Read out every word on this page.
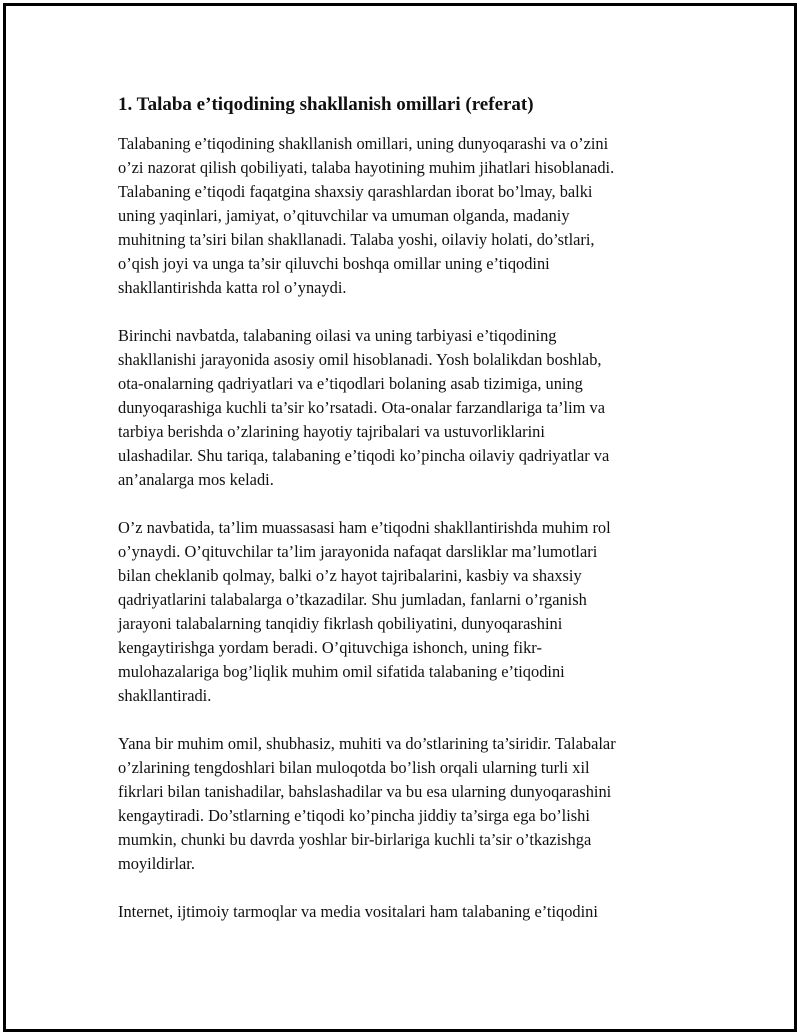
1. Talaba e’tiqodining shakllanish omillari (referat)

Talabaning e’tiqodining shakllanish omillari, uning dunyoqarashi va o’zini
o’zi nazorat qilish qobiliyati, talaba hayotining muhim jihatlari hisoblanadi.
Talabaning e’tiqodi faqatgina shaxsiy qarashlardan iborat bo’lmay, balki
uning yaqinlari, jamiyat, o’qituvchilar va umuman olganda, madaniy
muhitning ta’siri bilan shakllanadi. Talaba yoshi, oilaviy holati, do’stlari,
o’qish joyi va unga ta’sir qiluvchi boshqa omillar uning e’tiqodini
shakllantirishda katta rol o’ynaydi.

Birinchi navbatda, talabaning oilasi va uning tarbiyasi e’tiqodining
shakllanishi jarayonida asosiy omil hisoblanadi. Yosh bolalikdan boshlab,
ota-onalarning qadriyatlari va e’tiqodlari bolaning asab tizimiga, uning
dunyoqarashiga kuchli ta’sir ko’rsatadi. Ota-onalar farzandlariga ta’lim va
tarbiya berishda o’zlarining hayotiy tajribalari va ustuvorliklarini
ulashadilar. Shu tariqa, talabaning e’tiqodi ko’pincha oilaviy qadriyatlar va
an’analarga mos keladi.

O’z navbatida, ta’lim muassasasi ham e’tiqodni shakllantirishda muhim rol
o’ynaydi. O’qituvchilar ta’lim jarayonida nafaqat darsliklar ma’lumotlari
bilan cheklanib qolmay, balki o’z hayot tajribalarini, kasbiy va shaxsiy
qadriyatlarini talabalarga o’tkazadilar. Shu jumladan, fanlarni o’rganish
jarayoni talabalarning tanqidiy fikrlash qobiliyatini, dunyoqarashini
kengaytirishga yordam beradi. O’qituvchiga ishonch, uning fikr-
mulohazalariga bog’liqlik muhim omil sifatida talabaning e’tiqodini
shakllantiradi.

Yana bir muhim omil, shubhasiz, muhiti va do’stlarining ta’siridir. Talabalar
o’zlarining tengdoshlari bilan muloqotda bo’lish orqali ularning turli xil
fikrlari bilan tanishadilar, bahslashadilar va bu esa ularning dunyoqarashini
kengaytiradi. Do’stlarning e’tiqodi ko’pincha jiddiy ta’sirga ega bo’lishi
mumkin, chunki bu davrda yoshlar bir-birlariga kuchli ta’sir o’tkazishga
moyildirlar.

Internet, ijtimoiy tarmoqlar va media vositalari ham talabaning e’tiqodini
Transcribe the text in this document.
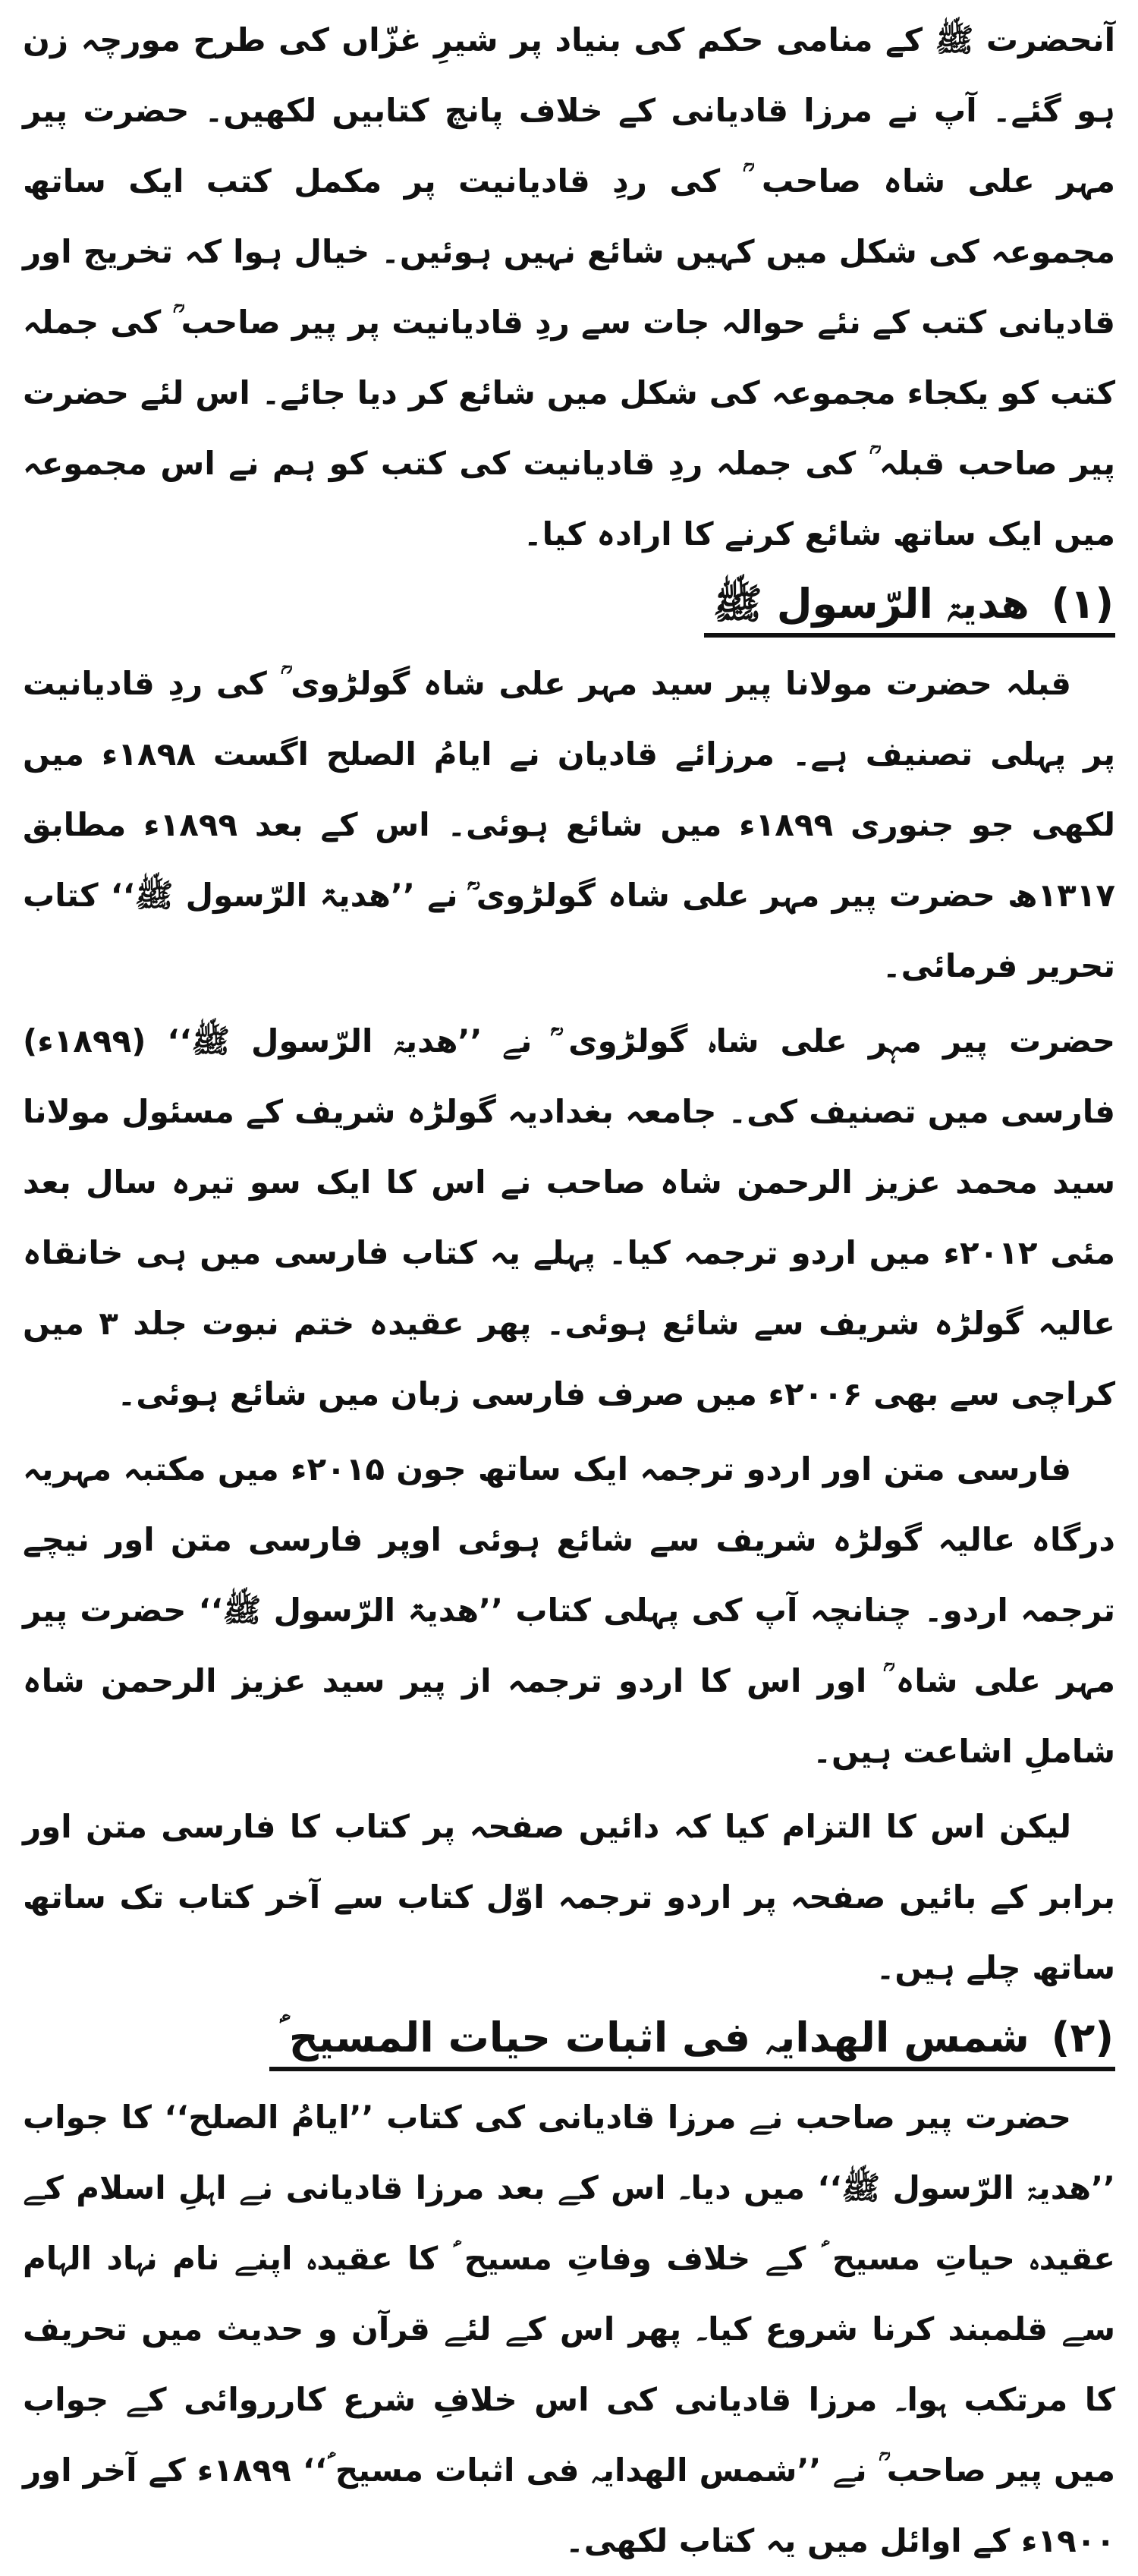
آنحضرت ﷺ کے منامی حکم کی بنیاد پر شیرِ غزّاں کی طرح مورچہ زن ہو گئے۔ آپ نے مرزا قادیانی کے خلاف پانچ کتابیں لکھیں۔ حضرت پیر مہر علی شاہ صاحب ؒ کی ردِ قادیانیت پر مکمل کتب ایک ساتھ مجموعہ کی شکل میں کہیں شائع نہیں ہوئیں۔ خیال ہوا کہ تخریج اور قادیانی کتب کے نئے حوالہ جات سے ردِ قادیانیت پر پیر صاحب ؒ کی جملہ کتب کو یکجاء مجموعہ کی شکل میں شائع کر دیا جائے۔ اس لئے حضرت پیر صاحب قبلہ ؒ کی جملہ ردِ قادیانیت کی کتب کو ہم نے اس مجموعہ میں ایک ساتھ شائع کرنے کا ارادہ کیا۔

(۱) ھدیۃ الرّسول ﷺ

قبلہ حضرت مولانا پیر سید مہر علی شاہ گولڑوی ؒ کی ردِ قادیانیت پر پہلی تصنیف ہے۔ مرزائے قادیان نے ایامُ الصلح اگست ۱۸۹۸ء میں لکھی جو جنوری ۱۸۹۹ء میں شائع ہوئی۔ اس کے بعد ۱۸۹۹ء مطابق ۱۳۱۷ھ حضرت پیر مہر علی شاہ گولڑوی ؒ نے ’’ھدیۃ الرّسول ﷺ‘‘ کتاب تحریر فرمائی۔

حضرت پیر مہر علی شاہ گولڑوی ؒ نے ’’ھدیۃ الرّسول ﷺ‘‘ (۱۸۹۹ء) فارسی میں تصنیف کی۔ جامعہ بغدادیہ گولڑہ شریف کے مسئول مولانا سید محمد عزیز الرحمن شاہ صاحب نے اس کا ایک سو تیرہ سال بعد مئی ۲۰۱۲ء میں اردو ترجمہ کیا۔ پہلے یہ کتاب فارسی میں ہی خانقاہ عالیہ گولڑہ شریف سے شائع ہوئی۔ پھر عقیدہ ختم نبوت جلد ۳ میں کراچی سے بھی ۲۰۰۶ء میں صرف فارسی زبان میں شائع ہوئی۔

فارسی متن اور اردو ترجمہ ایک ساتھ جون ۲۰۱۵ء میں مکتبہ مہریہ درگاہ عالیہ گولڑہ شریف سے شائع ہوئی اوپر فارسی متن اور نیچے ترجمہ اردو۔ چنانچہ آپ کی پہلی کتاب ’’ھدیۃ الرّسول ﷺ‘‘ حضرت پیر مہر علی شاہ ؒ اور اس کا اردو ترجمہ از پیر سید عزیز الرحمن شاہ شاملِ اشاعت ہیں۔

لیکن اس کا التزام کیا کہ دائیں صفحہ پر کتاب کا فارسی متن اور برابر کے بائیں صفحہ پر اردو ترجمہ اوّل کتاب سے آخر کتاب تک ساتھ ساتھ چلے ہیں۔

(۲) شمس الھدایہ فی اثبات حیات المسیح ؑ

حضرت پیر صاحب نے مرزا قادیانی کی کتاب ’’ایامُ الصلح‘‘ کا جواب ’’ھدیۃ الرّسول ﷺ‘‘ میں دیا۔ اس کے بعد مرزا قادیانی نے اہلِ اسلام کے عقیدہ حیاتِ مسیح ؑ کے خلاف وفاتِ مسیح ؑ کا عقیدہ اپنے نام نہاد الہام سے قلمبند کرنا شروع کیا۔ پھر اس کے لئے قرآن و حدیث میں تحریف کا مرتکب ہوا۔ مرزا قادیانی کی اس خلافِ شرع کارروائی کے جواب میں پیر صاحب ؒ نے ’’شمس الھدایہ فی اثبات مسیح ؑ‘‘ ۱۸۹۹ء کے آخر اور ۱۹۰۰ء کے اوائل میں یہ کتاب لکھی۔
────────────────────────────────────────
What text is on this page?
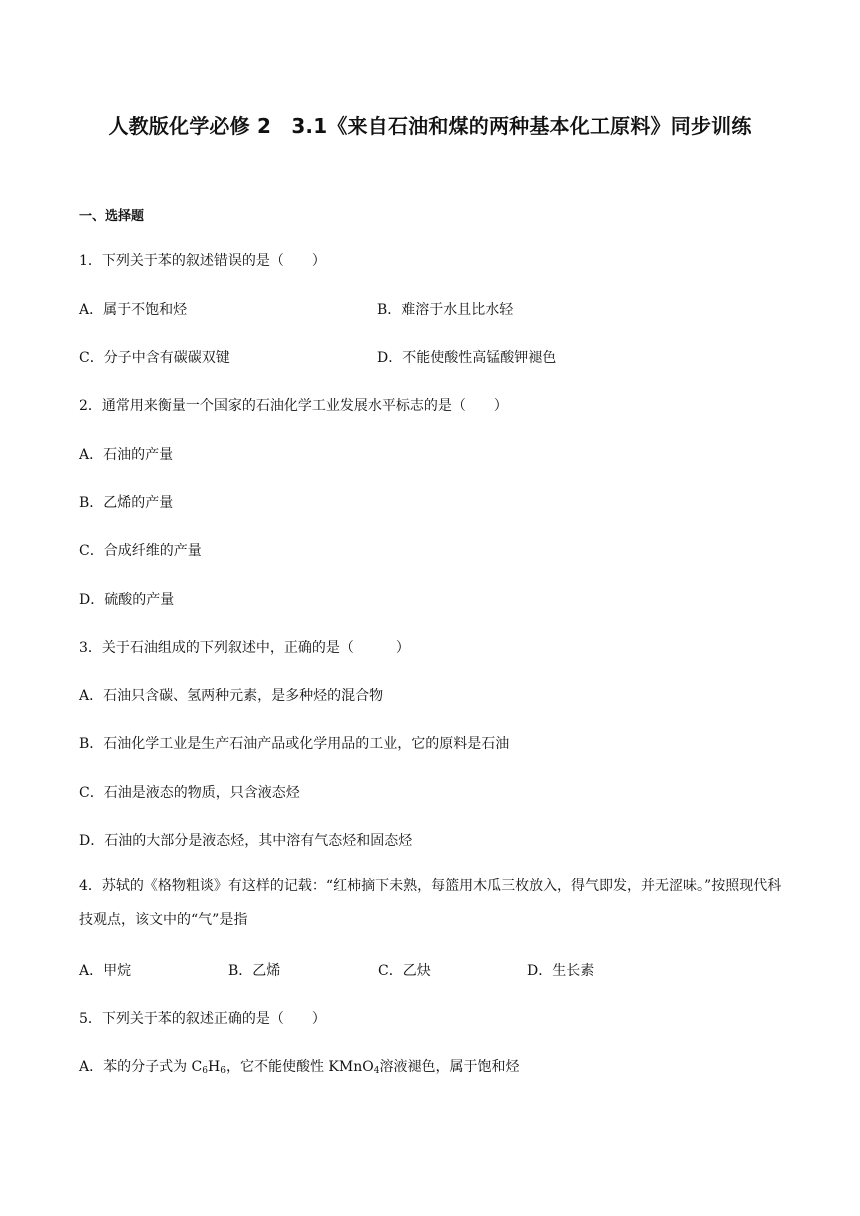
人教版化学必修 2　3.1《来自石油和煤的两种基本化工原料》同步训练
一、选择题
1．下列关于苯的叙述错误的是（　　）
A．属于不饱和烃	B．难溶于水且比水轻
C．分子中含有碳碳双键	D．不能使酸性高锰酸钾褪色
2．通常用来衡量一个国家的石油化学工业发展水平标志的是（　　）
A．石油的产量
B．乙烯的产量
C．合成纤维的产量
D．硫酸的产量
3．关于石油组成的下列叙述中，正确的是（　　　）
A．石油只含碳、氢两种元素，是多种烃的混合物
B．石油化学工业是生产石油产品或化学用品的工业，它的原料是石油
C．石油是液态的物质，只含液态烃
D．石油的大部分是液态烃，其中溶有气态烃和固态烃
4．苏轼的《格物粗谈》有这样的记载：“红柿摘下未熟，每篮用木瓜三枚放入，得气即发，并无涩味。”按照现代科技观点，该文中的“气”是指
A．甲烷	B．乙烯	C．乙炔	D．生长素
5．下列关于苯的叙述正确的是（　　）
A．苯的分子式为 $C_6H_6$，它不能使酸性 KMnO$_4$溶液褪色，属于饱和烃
────────────────────────────────────────
• [TASK DETAILS]:
Every line containing the string "hisoblanadi" must be listed.

• [EXPECTED ANSWER]:
o’zi nazorat qilish qobiliyati, talaba hayotining muhim jihatlari hisoblanadi.
shakllanishi jarayonida asosiy omil hisoblanadi. Yosh bolalikdan boshlab,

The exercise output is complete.